• _The task_
Return verbatim the run of lines that opens with the line holding "Serialize everything readable" and closes with the last line of the records.

• _Data to use_
— START —

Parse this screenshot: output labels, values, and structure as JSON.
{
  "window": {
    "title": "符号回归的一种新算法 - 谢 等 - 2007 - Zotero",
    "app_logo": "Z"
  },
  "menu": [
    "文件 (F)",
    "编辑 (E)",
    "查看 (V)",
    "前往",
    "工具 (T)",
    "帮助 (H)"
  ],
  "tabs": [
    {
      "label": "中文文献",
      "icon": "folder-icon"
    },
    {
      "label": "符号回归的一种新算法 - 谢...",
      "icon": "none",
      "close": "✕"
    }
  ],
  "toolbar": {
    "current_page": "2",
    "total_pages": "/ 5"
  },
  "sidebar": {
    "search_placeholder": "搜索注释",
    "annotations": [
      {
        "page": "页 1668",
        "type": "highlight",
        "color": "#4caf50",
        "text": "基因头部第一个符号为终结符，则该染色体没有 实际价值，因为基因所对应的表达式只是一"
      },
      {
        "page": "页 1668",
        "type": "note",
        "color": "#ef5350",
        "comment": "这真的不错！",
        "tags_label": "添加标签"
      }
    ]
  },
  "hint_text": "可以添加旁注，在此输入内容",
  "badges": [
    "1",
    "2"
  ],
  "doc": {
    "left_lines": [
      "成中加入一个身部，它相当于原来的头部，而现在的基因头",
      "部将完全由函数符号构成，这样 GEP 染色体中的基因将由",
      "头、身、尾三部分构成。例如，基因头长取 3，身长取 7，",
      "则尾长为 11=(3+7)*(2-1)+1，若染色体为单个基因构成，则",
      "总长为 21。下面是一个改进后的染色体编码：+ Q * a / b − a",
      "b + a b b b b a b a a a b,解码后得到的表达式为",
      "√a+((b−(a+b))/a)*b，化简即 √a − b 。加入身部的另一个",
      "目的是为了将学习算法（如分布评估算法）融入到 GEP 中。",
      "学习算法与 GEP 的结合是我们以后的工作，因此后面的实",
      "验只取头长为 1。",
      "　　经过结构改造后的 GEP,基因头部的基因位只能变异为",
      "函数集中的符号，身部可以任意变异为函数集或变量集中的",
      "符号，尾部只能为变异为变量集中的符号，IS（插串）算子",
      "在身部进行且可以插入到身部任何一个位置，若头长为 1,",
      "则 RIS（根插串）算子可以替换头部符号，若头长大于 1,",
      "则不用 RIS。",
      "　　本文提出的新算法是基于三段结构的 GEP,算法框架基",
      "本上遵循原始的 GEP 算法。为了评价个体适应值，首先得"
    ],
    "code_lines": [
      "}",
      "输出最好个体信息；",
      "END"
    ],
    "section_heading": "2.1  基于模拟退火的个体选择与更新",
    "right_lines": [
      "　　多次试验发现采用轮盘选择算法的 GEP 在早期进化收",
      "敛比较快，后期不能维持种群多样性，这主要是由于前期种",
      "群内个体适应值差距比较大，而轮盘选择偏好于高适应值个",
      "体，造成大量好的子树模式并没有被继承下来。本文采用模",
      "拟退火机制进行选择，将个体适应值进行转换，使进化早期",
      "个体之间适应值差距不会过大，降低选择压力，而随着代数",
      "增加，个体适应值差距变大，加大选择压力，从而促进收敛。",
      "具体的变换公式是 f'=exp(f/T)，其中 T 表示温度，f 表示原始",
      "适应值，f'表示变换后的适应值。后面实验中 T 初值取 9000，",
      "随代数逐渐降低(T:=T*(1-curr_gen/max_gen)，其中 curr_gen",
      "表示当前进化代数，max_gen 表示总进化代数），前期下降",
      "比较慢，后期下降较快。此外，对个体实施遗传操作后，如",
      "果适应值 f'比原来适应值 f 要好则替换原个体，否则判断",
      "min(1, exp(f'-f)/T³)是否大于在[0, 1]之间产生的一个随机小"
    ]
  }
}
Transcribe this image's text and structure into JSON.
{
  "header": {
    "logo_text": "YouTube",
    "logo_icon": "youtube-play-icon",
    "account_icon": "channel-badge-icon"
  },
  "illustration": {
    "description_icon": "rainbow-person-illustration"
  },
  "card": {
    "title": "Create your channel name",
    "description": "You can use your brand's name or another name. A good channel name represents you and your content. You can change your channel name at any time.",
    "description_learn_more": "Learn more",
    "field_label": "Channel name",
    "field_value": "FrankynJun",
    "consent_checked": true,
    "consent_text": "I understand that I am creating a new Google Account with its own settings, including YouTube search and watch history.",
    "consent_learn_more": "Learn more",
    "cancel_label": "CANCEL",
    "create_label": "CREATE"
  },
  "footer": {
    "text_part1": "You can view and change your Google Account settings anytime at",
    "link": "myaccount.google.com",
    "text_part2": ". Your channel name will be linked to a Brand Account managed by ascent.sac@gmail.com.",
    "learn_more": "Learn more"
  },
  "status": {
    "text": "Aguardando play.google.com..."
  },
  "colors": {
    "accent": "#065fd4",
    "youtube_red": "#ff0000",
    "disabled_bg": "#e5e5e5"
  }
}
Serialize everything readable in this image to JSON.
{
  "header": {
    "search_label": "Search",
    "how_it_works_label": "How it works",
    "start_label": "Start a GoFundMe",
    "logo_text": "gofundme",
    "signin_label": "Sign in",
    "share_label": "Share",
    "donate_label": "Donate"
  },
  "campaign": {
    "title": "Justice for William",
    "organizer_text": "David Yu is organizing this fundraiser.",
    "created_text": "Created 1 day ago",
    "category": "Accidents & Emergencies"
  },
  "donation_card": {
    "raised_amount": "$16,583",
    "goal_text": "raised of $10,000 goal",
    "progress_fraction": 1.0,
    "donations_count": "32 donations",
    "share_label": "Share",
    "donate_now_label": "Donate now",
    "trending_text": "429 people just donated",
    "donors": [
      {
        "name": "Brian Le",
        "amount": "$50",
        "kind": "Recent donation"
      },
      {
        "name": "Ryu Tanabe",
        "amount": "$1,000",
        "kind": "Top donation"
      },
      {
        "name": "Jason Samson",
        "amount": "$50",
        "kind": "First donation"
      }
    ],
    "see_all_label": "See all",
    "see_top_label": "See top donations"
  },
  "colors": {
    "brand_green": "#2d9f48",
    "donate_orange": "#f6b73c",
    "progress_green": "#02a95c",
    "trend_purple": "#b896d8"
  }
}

— END —

• _Result of this task_
Serialize everything readable in this image to JSON.
{
  "header": {
    "search_label": "Search",
    "how_it_works_label": "How it works",
    "start_label": "Start a GoFundMe",
    "logo_text": "gofundme",
    "signin_label": "Sign in",
    "share_label": "Share",
    "donate_label": "Donate"
  },
  "campaign": {
    "title": "Justice for William",
    "organizer_text": "David Yu is organizing this fundraiser.",
    "created_text": "Created 1 day ago",
    "category": "Accidents & Emergencies"
  },
  "donation_card": {
    "raised_amount": "$16,583",
    "goal_text": "raised of $10,000 goal",
    "progress_fraction": 1.0,
    "donations_count": "32 donations",
    "share_label": "Share",
    "donate_now_label": "Donate now",
    "trending_text": "429 people just donated",
    "donors": [
      {
        "name": "Brian Le",
        "amount": "$50",
        "kind": "Recent donation"
      },
      {
        "name": "Ryu Tanabe",
        "amount": "$1,000",
        "kind": "Top donation"
      },
      {
        "name": "Jason Samson",
        "amount": "$50",
        "kind": "First donation"
      }
    ],
    "see_all_label": "See all",
    "see_top_label": "See top donations"
  },
  "colors": {
    "brand_green": "#2d9f48",
    "donate_orange": "#f6b73c",
    "progress_green": "#02a95c",
    "trend_purple": "#b896d8"
  }
}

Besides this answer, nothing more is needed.